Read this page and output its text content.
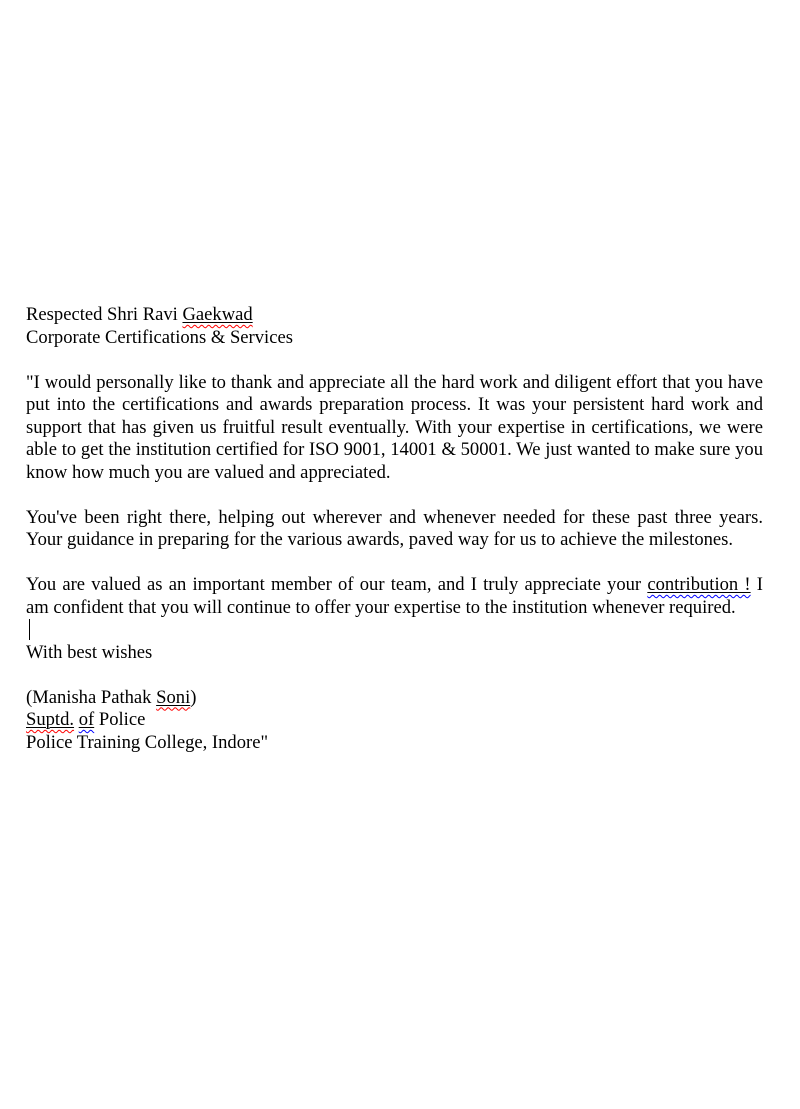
Respected Shri Ravi Gaekwad

Corporate Certifications & Services

"I would personally like to thank and appreciate all the hard work and diligent effort that you have put into the certifications and awards preparation process. It was your persistent hard work and support that has given us fruitful result eventually. With your expertise in certifications, we were able to get the institution certified for ISO 9001, 14001 & 50001. We just wanted to make sure you know how much you are valued and appreciated.

You've been right there, helping out wherever and whenever needed for these past three years. Your guidance in preparing for the various awards, paved way for us to achieve the milestones.

You are valued as an important member of our team, and I truly appreciate your contribution ! I am confident that you will continue to offer your expertise to the institution whenever required.

With best wishes

(Manisha Pathak Soni)

Suptd. of Police

Police Training College, Indore"
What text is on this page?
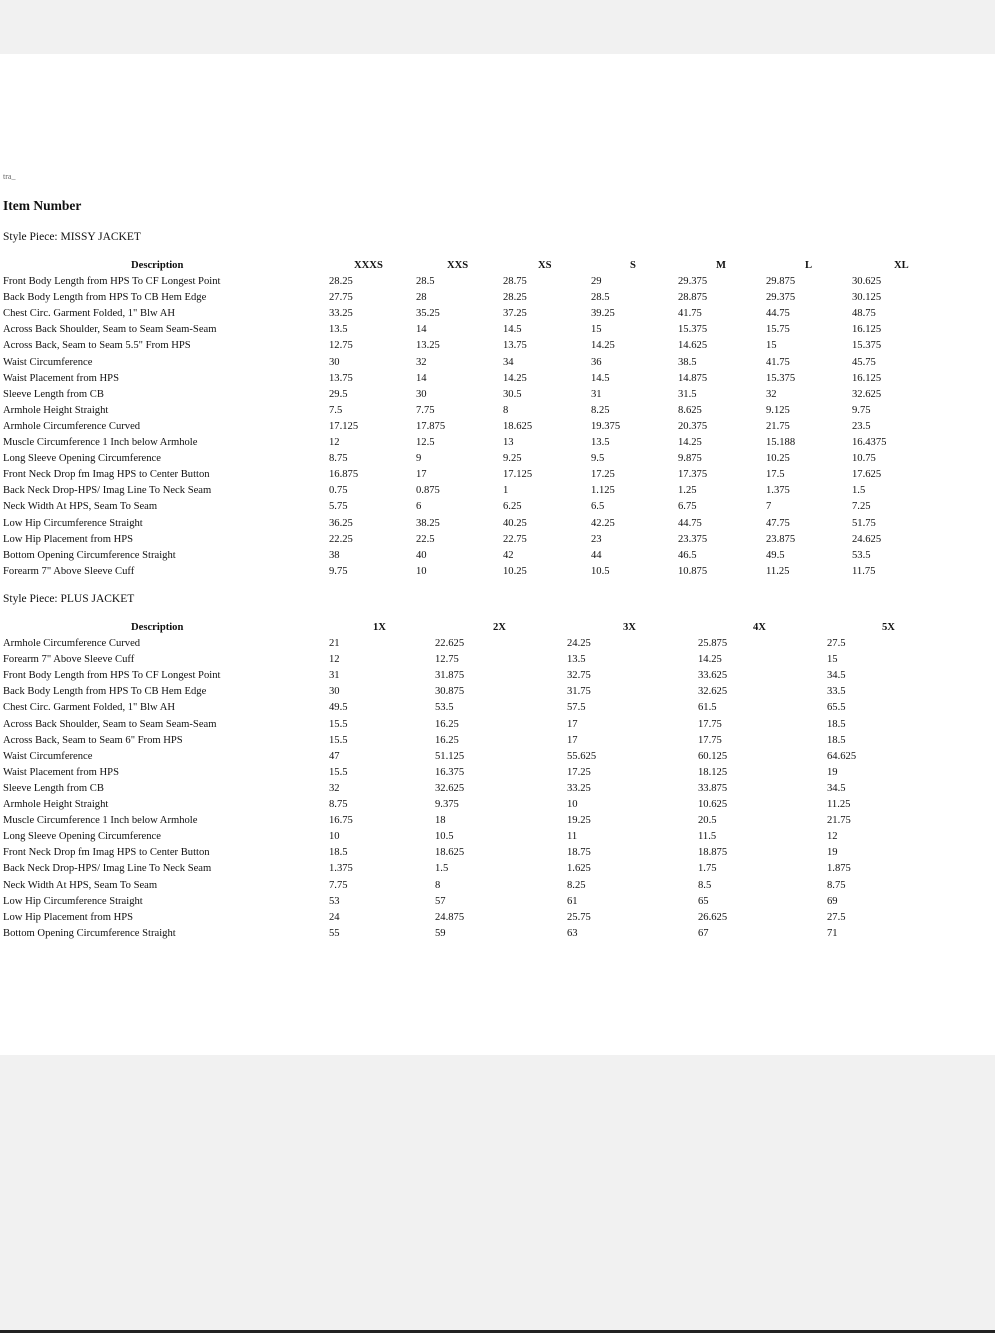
tra_
Item Number
Style Piece: MISSY JACKET
Description	XXXS	XXS	XS	S	M	L	XL
Front Body Length from HPS To CF Longest Point	28.25	28.5	28.75	29	29.375	29.875	30.625
Back Body Length from HPS To CB Hem Edge	27.75	28	28.25	28.5	28.875	29.375	30.125
Chest Circ. Garment Folded, 1" Blw AH	33.25	35.25	37.25	39.25	41.75	44.75	48.75
Across Back Shoulder, Seam to Seam Seam-Seam	13.5	14	14.5	15	15.375	15.75	16.125
Across Back, Seam to Seam 5.5" From HPS	12.75	13.25	13.75	14.25	14.625	15	15.375
Waist Circumference	30	32	34	36	38.5	41.75	45.75
Waist Placement from HPS	13.75	14	14.25	14.5	14.875	15.375	16.125
Sleeve Length from CB	29.5	30	30.5	31	31.5	32	32.625
Armhole Height Straight	7.5	7.75	8	8.25	8.625	9.125	9.75
Armhole Circumference Curved	17.125	17.875	18.625	19.375	20.375	21.75	23.5
Muscle Circumference 1 Inch below Armhole	12	12.5	13	13.5	14.25	15.188	16.4375
Long Sleeve Opening Circumference	8.75	9	9.25	9.5	9.875	10.25	10.75
Front Neck Drop fm Imag HPS to Center Button	16.875	17	17.125	17.25	17.375	17.5	17.625
Back Neck Drop-HPS/ Imag Line To Neck Seam	0.75	0.875	1	1.125	1.25	1.375	1.5
Neck Width At HPS, Seam To Seam	5.75	6	6.25	6.5	6.75	7	7.25
Low Hip Circumference Straight	36.25	38.25	40.25	42.25	44.75	47.75	51.75
Low Hip Placement from HPS	22.25	22.5	22.75	23	23.375	23.875	24.625
Bottom Opening Circumference Straight	38	40	42	44	46.5	49.5	53.5
Forearm 7" Above Sleeve Cuff	9.75	10	10.25	10.5	10.875	11.25	11.75
Style Piece: PLUS JACKET
Description	1X	2X	3X	4X	5X
Armhole Circumference Curved	21	22.625	24.25	25.875	27.5
Forearm 7" Above Sleeve Cuff	12	12.75	13.5	14.25	15
Front Body Length from HPS To CF Longest Point	31	31.875	32.75	33.625	34.5
Back Body Length from HPS To CB Hem Edge	30	30.875	31.75	32.625	33.5
Chest Circ. Garment Folded, 1" Blw AH	49.5	53.5	57.5	61.5	65.5
Across Back Shoulder, Seam to Seam Seam-Seam	15.5	16.25	17	17.75	18.5
Across Back, Seam to Seam 6" From HPS	15.5	16.25	17	17.75	18.5
Waist Circumference	47	51.125	55.625	60.125	64.625
Waist Placement from HPS	15.5	16.375	17.25	18.125	19
Sleeve Length from CB	32	32.625	33.25	33.875	34.5
Armhole Height Straight	8.75	9.375	10	10.625	11.25
Muscle Circumference 1 Inch below Armhole	16.75	18	19.25	20.5	21.75
Long Sleeve Opening Circumference	10	10.5	11	11.5	12
Front Neck Drop fm Imag HPS to Center Button	18.5	18.625	18.75	18.875	19
Back Neck Drop-HPS/ Imag Line To Neck Seam	1.375	1.5	1.625	1.75	1.875
Neck Width At HPS, Seam To Seam	7.75	8	8.25	8.5	8.75
Low Hip Circumference Straight	53	57	61	65	69
Low Hip Placement from HPS	24	24.875	25.75	26.625	27.5
Bottom Opening Circumference Straight	55	59	63	67	71
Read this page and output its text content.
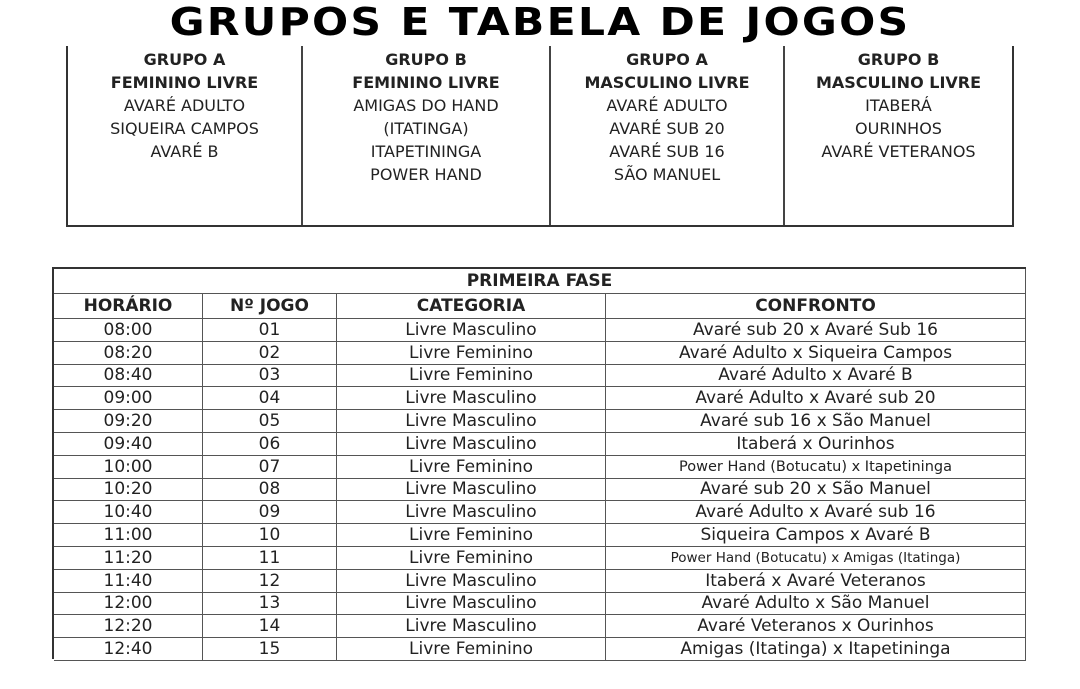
GRUPOS E TABELA DE JOGOS
GRUPO A
FEMININO LIVRE
AVARÉ ADULTO
SIQUEIRA CAMPOS
AVARÉ B
GRUPO B
FEMININO LIVRE
AMIGAS DO HAND
(ITATINGA)
ITAPETININGA
POWER HAND
GRUPO A
MASCULINO LIVRE
AVARÉ ADULTO
AVARÉ SUB 20
AVARÉ SUB 16
SÃO MANUEL
GRUPO B
MASCULINO LIVRE
ITABERÁ
OURINHOS
AVARÉ VETERANOS
PRIMEIRA FASE			
HORÁRIO	Nº JOGO	CATEGORIA	CONFRONTO
08:00	01	Livre Masculino	Avaré sub 20 x Avaré Sub 16
08:20	02	Livre Feminino	Avaré Adulto x Siqueira Campos
08:40	03	Livre Feminino	Avaré Adulto x Avaré B
09:00	04	Livre Masculino	Avaré Adulto x Avaré sub 20
09:20	05	Livre Masculino	Avaré sub 16 x São Manuel
09:40	06	Livre Masculino	Itaberá x Ourinhos
10:00	07	Livre Feminino	Power Hand (Botucatu) x Itapetininga
10:20	08	Livre Masculino	Avaré sub 20 x São Manuel
10:40	09	Livre Masculino	Avaré Adulto x Avaré sub 16
11:00	10	Livre Feminino	Siqueira Campos x Avaré B
11:20	11	Livre Feminino	Power Hand (Botucatu) x Amigas (Itatinga)
11:40	12	Livre Masculino	Itaberá x Avaré Veteranos
12:00	13	Livre Masculino	Avaré Adulto x São Manuel
12:20	14	Livre Masculino	Avaré Veteranos x Ourinhos
12:40	15	Livre Feminino	Amigas (Itatinga) x Itapetininga
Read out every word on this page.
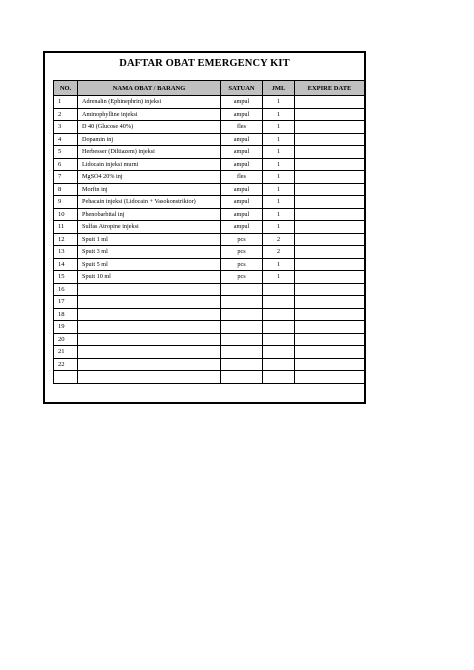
DAFTAR OBAT EMERGENCY KIT
NO.	NAMA OBAT / BARANG	SATUAN	JML	EXPIRE DATE
1	Adrenalin (Ephinephrin) injeksi	ampul	1	
2	Aminophylline injeksi	ampul	1	
3	D 40 (Glucose 40%)	fles	1	
4	Dopamin inj	ampul	1	
5	Herbesser (Diltiazem) injeksi	ampul	1	
6	Lidocain injeksi murni	ampul	1	
7	MgSO4 20% inj	fles	1	
8	Morfin inj	ampul	1	
9	Pehacain injeksi (Lidocain + Vasokonstriktor)	ampul	1	
10	Phenobarbital inj	ampul	1	
11	Sulfas Atropine injeksi	ampul	1	
12	Spuit 1 ml	pcs	2	
13	Spuit 3 ml	pcs	2	
14	Spuit 5 ml	pcs	1	
15	Spuit 10 ml	pcs	1	
16				
17				
18				
19				
20				
21				
22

····················

--- Aim of the exercise ---
Take the line that contains "Read out every word on this page." and every line after it up to the end of the records above, and restate them exactly, without the pictures.

--- Solution for this task ---
Read out every word on this page.
DAFTAR OBAT EMERGENCY KIT
NO.	NAMA OBAT / BARANG	SATUAN	JML	EXPIRE DATE
1	Adrenalin (Ephinephrin) injeksi	ampul	1	
2	Aminophylline injeksi	ampul	1	
3	D 40 (Glucose 40%)	fles	1	
4	Dopamin inj	ampul	1	
5	Herbesser (Diltiazem) injeksi	ampul	1	
6	Lidocain injeksi murni	ampul	1	
7	MgSO4 20% inj	fles	1	
8	Morfin inj	ampul	1	
9	Pehacain injeksi (Lidocain + Vasokonstriktor)	ampul	1	
10	Phenobarbital inj	ampul	1	
11	Sulfas Atropine injeksi	ampul	1	
12	Spuit 1 ml	pcs	2	
13	Spuit 3 ml	pcs	2	
14	Spuit 5 ml	pcs	1	
15	Spuit 10 ml	pcs	1	
16				
17				
18				
19				
20				
21				
22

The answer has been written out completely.